◆ SUPPLIED MATERIAL:
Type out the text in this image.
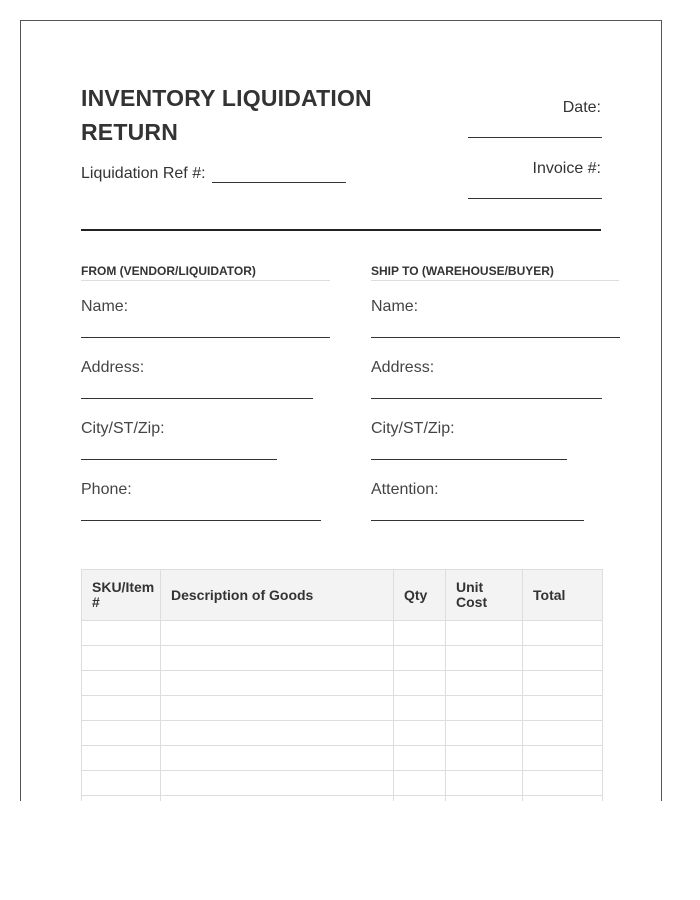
INVENTORY LIQUIDATION RETURN
Date:
Invoice #:
Liquidation Ref #:
FROM (VENDOR/LIQUIDATOR)
Name:
Address:
City/ST/Zip:
Phone:
SHIP TO (WAREHOUSE/BUYER)
Name:
Address:
City/ST/Zip:
Attention:
SKU/Item #	Description of Goods	Qty	Unit Cost	Total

◆ OBJECTIVE:
Transcribe all the lines above exactly, apart from the pictures.

◆ RESPONSE TO THIS TASK:
Type out the text in this image.
INVENTORY LIQUIDATION RETURN
Date:
Invoice #:
Liquidation Ref #:
FROM (VENDOR/LIQUIDATOR)
Name:
Address:
City/ST/Zip:
Phone:
SHIP TO (WAREHOUSE/BUYER)
Name:
Address:
City/ST/Zip:
Attention:
SKU/Item #	Description of Goods	Qty	Unit Cost	Total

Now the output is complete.